• _WHAT IS BEING ASKED_: Without the pictures, copy all the entries below exactly.

[START OF SOURCE RECORDS]

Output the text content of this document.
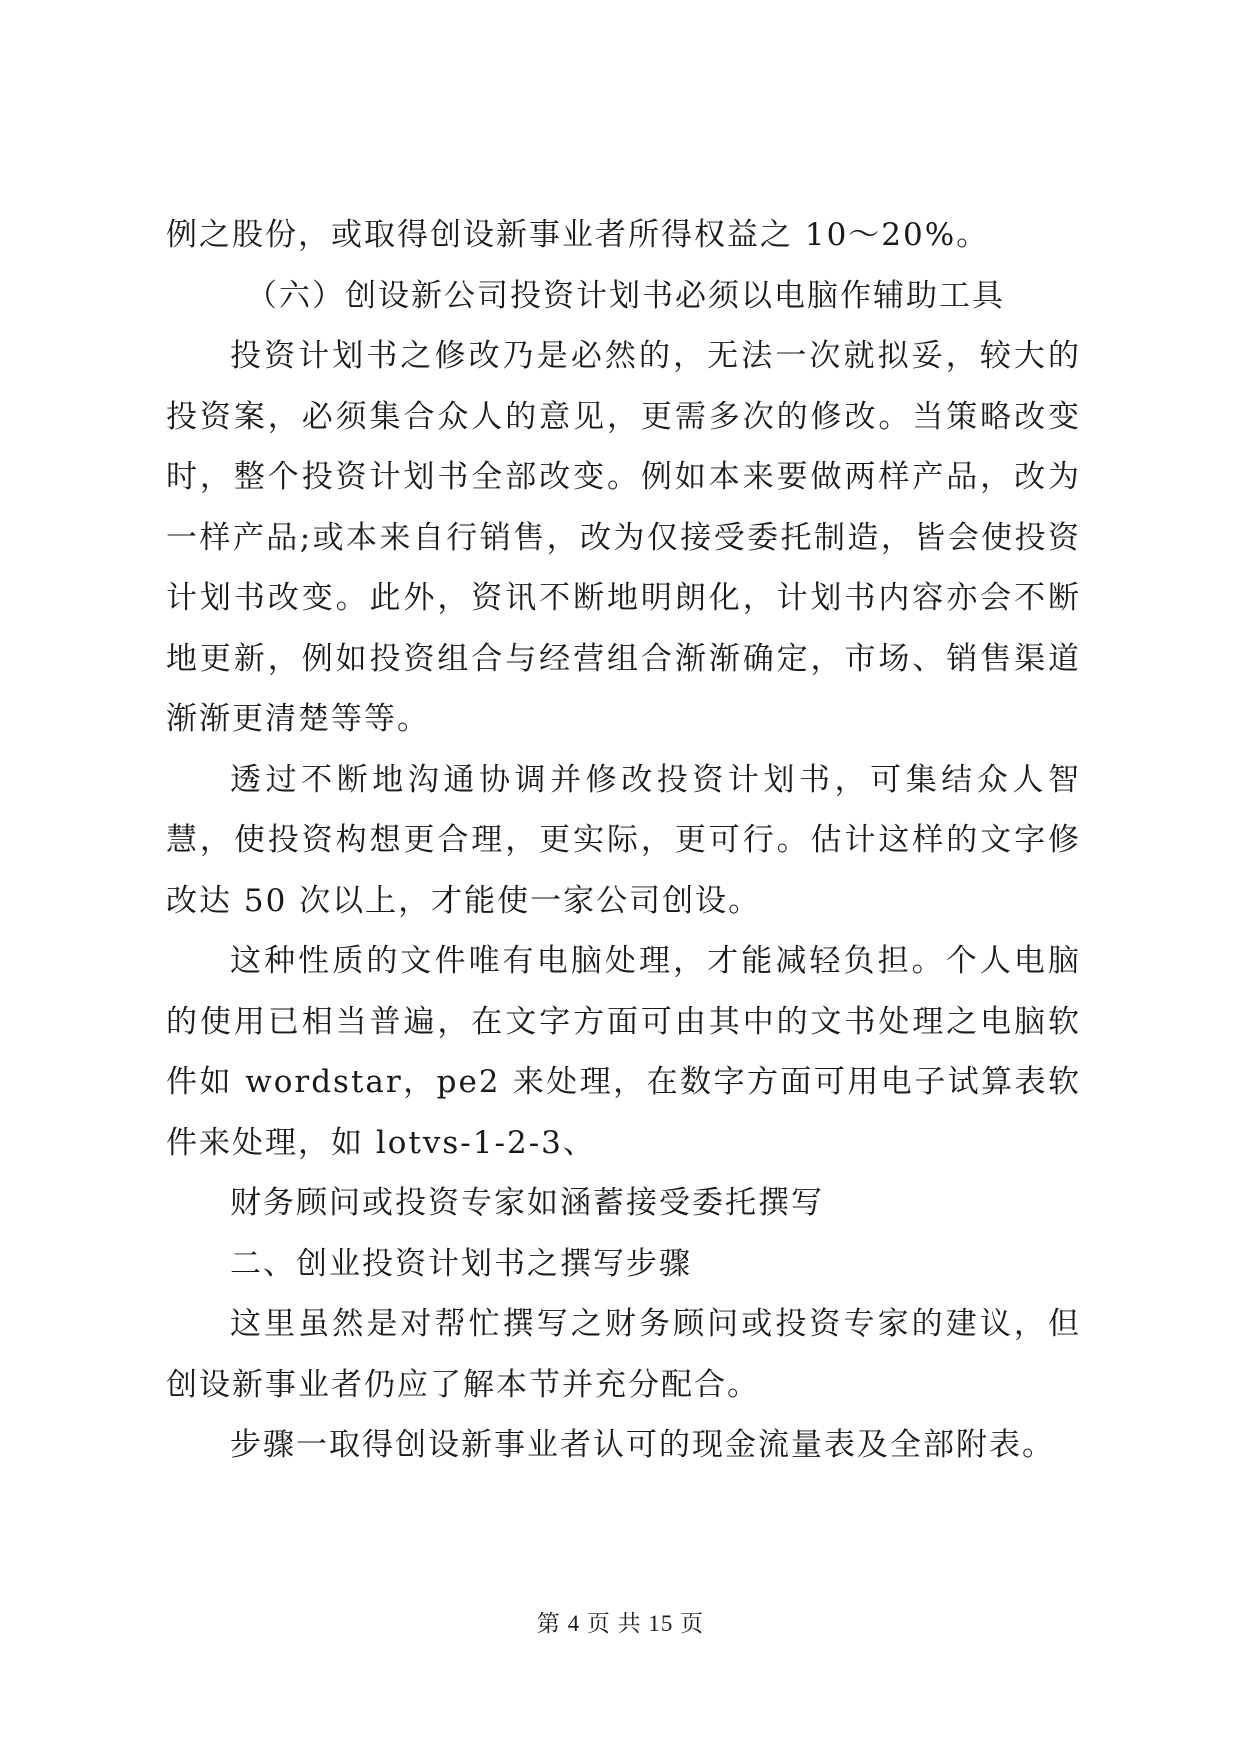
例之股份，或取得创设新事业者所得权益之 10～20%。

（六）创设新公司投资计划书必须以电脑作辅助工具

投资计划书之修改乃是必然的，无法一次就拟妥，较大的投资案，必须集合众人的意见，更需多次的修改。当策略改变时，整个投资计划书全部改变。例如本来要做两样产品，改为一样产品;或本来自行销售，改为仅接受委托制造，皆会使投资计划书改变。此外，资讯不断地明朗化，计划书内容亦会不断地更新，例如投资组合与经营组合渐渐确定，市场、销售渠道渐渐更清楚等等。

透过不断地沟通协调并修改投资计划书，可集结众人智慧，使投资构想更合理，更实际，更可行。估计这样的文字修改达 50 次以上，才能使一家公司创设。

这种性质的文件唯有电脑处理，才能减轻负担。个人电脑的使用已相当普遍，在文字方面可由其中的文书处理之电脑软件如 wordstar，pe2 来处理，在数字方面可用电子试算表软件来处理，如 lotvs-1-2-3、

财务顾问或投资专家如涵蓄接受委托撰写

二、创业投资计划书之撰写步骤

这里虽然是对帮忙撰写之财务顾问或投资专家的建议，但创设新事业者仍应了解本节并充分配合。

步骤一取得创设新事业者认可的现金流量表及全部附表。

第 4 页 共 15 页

[END OF SOURCE RECORDS]

• _ANSWER BELOW_:
Output the text content of this document.
例之股份，或取得创设新事业者所得权益之 10～20%。

（六）创设新公司投资计划书必须以电脑作辅助工具

投资计划书之修改乃是必然的，无法一次就拟妥，较大的投资案，必须集合众人的意见，更需多次的修改。当策略改变时，整个投资计划书全部改变。例如本来要做两样产品，改为一样产品;或本来自行销售，改为仅接受委托制造，皆会使投资计划书改变。此外，资讯不断地明朗化，计划书内容亦会不断地更新，例如投资组合与经营组合渐渐确定，市场、销售渠道渐渐更清楚等等。

透过不断地沟通协调并修改投资计划书，可集结众人智慧，使投资构想更合理，更实际，更可行。估计这样的文字修改达 50 次以上，才能使一家公司创设。

这种性质的文件唯有电脑处理，才能减轻负担。个人电脑的使用已相当普遍，在文字方面可由其中的文书处理之电脑软件如 wordstar，pe2 来处理，在数字方面可用电子试算表软件来处理，如 lotvs-1-2-3、

财务顾问或投资专家如涵蓄接受委托撰写

二、创业投资计划书之撰写步骤

这里虽然是对帮忙撰写之财务顾问或投资专家的建议，但创设新事业者仍应了解本节并充分配合。

步骤一取得创设新事业者认可的现金流量表及全部附表。

第 4 页 共 15 页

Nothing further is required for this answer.